Starting at the beginning of the material and ending at the line containing "sidebar-item-campanhas[interactable]: Campanhas —", including both ends, convert each line into one string of a JSON list and leave out blank lines.
TASK INPUT start
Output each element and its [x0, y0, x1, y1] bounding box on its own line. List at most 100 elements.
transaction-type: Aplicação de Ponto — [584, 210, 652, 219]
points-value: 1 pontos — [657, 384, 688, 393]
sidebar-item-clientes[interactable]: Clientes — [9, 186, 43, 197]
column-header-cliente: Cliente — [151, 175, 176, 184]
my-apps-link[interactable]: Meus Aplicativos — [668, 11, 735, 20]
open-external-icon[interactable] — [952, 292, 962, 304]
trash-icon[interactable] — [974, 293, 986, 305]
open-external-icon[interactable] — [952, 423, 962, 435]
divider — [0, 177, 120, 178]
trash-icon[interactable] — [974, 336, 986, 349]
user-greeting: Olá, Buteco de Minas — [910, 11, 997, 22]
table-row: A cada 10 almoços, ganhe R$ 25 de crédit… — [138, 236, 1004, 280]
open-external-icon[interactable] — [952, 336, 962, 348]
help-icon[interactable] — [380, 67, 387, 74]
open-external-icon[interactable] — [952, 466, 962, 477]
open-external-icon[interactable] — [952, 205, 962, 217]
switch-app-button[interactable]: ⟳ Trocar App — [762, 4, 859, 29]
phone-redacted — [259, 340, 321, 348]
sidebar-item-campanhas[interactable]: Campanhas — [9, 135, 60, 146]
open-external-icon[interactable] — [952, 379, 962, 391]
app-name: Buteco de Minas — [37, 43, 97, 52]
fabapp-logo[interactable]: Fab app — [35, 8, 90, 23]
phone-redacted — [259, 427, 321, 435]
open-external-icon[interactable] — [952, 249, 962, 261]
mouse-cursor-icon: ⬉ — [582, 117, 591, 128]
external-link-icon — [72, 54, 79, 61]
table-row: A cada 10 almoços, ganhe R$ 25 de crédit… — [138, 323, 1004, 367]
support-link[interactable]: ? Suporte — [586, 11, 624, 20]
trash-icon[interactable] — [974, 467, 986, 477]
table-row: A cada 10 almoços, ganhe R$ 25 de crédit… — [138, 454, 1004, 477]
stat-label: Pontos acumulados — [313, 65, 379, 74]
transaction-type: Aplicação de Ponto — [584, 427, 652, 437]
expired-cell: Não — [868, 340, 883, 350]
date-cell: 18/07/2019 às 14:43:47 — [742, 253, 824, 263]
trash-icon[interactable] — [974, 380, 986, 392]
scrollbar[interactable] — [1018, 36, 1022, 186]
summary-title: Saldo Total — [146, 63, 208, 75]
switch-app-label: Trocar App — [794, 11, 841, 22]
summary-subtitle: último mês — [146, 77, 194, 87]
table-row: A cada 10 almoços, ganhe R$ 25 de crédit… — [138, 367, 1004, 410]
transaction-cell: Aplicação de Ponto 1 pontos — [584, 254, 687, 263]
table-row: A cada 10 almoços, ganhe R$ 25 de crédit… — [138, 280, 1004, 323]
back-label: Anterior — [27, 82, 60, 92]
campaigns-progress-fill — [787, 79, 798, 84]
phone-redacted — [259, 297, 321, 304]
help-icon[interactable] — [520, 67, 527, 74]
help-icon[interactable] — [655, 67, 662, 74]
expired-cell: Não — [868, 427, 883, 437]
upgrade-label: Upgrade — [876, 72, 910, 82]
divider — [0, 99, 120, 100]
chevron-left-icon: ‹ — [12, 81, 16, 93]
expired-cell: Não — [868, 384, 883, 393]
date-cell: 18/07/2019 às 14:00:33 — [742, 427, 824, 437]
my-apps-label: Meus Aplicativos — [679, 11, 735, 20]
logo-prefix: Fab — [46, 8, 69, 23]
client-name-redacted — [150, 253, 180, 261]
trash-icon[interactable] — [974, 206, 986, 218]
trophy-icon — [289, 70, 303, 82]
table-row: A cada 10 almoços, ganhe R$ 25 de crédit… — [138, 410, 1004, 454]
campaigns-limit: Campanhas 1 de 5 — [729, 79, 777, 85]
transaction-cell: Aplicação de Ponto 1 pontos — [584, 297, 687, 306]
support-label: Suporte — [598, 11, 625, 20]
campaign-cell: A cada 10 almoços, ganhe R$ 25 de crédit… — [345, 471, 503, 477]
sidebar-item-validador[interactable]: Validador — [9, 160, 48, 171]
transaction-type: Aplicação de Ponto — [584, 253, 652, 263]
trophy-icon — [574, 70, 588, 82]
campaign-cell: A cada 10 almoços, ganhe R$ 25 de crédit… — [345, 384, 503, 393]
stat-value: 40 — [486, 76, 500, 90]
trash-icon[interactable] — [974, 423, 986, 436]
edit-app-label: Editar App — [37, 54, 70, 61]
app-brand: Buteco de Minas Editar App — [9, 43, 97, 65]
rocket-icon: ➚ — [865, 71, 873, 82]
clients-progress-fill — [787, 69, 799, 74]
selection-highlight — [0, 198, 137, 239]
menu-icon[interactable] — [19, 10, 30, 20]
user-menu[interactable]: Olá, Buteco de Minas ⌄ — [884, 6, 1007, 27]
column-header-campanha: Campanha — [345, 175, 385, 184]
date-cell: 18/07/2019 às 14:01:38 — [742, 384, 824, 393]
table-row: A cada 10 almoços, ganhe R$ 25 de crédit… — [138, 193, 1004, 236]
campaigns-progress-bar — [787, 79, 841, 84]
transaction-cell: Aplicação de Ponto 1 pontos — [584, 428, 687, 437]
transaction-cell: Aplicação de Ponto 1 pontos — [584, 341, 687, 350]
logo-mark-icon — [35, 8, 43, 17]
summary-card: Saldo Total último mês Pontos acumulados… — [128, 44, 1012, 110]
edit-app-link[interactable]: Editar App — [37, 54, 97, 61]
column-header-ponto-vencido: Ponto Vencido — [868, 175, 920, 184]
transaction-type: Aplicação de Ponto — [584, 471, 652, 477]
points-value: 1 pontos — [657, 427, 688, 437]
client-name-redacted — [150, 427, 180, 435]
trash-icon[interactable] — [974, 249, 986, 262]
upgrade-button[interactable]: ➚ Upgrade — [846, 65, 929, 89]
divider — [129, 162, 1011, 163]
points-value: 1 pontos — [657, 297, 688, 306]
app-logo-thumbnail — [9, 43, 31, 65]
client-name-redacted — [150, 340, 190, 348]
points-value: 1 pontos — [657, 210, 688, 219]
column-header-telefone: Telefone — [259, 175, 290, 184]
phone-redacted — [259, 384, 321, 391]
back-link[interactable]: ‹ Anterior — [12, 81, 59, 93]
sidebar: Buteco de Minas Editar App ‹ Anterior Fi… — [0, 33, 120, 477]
TASK INPUT end
CORRECT RESPONSE:
[
  "Output each element and its [x0, y0, x1, y1] bounding box on its own line. List at most 100 elements.",
  "transaction-type: Aplicação de Ponto — [584, 210, 652, 219]",
  "points-value: 1 pontos — [657, 384, 688, 393]",
  "sidebar-item-clientes[interactable]: Clientes — [9, 186, 43, 197]",
  "column-header-cliente: Cliente — [151, 175, 176, 184]",
  "my-apps-link[interactable]: Meus Aplicativos — [668, 11, 735, 20]",
  "open-external-icon[interactable] — [952, 292, 962, 304]",
  "trash-icon[interactable] — [974, 293, 986, 305]",
  "open-external-icon[interactable] — [952, 423, 962, 435]",
  "divider — [0, 177, 120, 178]",
  "trash-icon[interactable] — [974, 336, 986, 349]",
  "user-greeting: Olá, Buteco de Minas — [910, 11, 997, 22]",
  "table-row: A cada 10 almoços, ganhe R$ 25 de crédit… — [138, 236, 1004, 280]",
  "open-external-icon[interactable] — [952, 336, 962, 348]",
  "help-icon[interactable] — [380, 67, 387, 74]",
  "open-external-icon[interactable] — [952, 466, 962, 477]",
  "open-external-icon[interactable] — [952, 205, 962, 217]",
  "switch-app-button[interactable]: ⟳ Trocar App — [762, 4, 859, 29]",
  "phone-redacted — [259, 340, 321, 348]",
  "sidebar-item-campanhas[interactable]: Campanhas — [9, 135, 60, 146]"
]